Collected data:

◆ ◆ ◆ ◆ ◆ ◆ ◆

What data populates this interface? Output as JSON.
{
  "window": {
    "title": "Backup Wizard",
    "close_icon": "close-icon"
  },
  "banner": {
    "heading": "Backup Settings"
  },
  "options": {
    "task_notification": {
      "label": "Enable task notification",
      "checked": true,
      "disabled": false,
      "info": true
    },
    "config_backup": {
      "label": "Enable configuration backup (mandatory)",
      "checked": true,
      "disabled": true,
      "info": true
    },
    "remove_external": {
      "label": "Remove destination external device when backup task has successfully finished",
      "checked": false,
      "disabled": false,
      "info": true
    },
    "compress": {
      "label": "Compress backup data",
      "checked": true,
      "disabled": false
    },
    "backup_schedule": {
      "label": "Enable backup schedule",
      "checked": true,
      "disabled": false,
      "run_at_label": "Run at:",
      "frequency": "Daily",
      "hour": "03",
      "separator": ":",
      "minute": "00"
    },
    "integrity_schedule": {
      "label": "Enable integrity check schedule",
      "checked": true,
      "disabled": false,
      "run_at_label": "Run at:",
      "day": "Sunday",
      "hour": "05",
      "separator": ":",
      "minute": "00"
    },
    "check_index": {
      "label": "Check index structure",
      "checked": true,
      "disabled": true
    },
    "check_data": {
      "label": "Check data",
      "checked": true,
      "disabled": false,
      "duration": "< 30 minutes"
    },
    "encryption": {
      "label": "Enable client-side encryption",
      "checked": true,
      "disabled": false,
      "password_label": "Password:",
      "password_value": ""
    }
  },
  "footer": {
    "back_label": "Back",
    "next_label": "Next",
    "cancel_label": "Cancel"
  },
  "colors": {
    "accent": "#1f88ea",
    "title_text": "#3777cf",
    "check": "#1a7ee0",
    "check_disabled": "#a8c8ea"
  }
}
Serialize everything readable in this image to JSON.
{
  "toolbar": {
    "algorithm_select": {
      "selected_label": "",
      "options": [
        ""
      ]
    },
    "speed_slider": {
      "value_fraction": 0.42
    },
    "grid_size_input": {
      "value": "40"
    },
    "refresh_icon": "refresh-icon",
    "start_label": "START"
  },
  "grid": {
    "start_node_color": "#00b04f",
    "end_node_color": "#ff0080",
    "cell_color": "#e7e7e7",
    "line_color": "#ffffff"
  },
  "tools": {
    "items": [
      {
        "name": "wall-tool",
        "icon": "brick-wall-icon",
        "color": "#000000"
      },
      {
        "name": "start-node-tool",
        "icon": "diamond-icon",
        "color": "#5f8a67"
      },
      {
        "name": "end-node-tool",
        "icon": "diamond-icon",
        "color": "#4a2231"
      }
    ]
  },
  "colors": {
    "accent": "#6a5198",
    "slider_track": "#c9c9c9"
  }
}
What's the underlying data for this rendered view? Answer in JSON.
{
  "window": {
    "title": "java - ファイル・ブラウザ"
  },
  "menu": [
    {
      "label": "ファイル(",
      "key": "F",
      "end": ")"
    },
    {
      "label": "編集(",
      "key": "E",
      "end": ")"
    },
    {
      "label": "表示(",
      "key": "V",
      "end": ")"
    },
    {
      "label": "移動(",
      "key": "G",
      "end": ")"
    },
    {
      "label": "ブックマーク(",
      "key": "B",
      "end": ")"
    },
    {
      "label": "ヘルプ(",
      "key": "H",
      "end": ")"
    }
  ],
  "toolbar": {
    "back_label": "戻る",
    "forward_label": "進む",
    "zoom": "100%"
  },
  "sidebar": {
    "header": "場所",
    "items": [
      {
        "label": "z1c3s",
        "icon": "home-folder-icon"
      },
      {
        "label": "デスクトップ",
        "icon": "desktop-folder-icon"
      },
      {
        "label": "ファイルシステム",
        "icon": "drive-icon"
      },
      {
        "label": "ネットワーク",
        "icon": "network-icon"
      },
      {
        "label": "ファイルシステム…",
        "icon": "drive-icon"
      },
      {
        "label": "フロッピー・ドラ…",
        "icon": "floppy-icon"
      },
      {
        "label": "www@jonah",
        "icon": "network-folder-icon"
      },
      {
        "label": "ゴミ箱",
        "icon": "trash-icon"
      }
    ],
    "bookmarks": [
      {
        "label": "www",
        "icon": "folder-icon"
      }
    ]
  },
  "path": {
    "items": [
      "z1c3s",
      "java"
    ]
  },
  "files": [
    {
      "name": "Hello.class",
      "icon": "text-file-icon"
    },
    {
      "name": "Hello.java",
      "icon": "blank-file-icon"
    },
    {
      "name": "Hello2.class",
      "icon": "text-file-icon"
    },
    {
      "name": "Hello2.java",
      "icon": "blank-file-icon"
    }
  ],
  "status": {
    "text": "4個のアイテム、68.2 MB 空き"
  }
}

◆ ◆ ◆ ◆ ◆ ◆ ◆

Write every record out again, unaltered.

What data populates this interface? Output as JSON.
{
  "window": {
    "title": "Backup Wizard",
    "close_icon": "close-icon"
  },
  "banner": {
    "heading": "Backup Settings"
  },
  "options": {
    "task_notification": {
      "label": "Enable task notification",
      "checked": true,
      "disabled": false,
      "info": true
    },
    "config_backup": {
      "label": "Enable configuration backup (mandatory)",
      "checked": true,
      "disabled": true,
      "info": true
    },
    "remove_external": {
      "label": "Remove destination external device when backup task has successfully finished",
      "checked": false,
      "disabled": false,
      "info": true
    },
    "compress": {
      "label": "Compress backup data",
      "checked": true,
      "disabled": false
    },
    "backup_schedule": {
      "label": "Enable backup schedule",
      "checked": true,
      "disabled": false,
      "run_at_label": "Run at:",
      "frequency": "Daily",
      "hour": "03",
      "separator": ":",
      "minute": "00"
    },
    "integrity_schedule": {
      "label": "Enable integrity check schedule",
      "checked": true,
      "disabled": false,
      "run_at_label": "Run at:",
      "day": "Sunday",
      "hour": "05",
      "separator": ":",
      "minute": "00"
    },
    "check_index": {
      "label": "Check index structure",
      "checked": true,
      "disabled": true
    },
    "check_data": {
      "label": "Check data",
      "checked": true,
      "disabled": false,
      "duration": "< 30 minutes"
    },
    "encryption": {
      "label": "Enable client-side encryption",
      "checked": true,
      "disabled": false,
      "password_label": "Password:",
      "password_value": ""
    }
  },
  "footer": {
    "back_label": "Back",
    "next_label": "Next",
    "cancel_label": "Cancel"
  },
  "colors": {
    "accent": "#1f88ea",
    "title_text": "#3777cf",
    "check": "#1a7ee0",
    "check_disabled": "#a8c8ea"
  }
}
Serialize everything readable in this image to JSON.
{
  "toolbar": {
    "algorithm_select": {
      "selected_label": "",
      "options": [
        ""
      ]
    },
    "speed_slider": {
      "value_fraction": 0.42
    },
    "grid_size_input": {
      "value": "40"
    },
    "refresh_icon": "refresh-icon",
    "start_label": "START"
  },
  "grid": {
    "start_node_color": "#00b04f",
    "end_node_color": "#ff0080",
    "cell_color": "#e7e7e7",
    "line_color": "#ffffff"
  },
  "tools": {
    "items": [
      {
        "name": "wall-tool",
        "icon": "brick-wall-icon",
        "color": "#000000"
      },
      {
        "name": "start-node-tool",
        "icon": "diamond-icon",
        "color": "#5f8a67"
      },
      {
        "name": "end-node-tool",
        "icon": "diamond-icon",
        "color": "#4a2231"
      }
    ]
  },
  "colors": {
    "accent": "#6a5198",
    "slider_track": "#c9c9c9"
  }
}
What's the underlying data for this rendered view? Answer in JSON.
{
  "window": {
    "title": "java - ファイル・ブラウザ"
  },
  "menu": [
    {
      "label": "ファイル(",
      "key": "F",
      "end": ")"
    },
    {
      "label": "編集(",
      "key": "E",
      "end": ")"
    },
    {
      "label": "表示(",
      "key": "V",
      "end": ")"
    },
    {
      "label": "移動(",
      "key": "G",
      "end": ")"
    },
    {
      "label": "ブックマーク(",
      "key": "B",
      "end": ")"
    },
    {
      "label": "ヘルプ(",
      "key": "H",
      "end": ")"
    }
  ],
  "toolbar": {
    "back_label": "戻る",
    "forward_label": "進む",
    "zoom": "100%"
  },
  "sidebar": {
    "header": "場所",
    "items": [
      {
        "label": "z1c3s",
        "icon": "home-folder-icon"
      },
      {
        "label": "デスクトップ",
        "icon": "desktop-folder-icon"
      },
      {
        "label": "ファイルシステム",
        "icon": "drive-icon"
      },
      {
        "label": "ネットワーク",
        "icon": "network-icon"
      },
      {
        "label": "ファイルシステム…",
        "icon": "drive-icon"
      },
      {
        "label": "フロッピー・ドラ…",
        "icon": "floppy-icon"
      },
      {
        "label": "www@jonah",
        "icon": "network-folder-icon"
      },
      {
        "label": "ゴミ箱",
        "icon": "trash-icon"
      }
    ],
    "bookmarks": [
      {
        "label": "www",
        "icon": "folder-icon"
      }
    ]
  },
  "path": {
    "items": [
      "z1c3s",
      "java"
    ]
  },
  "files": [
    {
      "name": "Hello.class",
      "icon": "text-file-icon"
    },
    {
      "name": "Hello.java",
      "icon": "blank-file-icon"
    },
    {
      "name": "Hello2.class",
      "icon": "text-file-icon"
    },
    {
      "name": "Hello2.java",
      "icon": "blank-file-icon"
    }
  ],
  "status": {
    "text": "4個のアイテム、68.2 MB 空き"
  }
}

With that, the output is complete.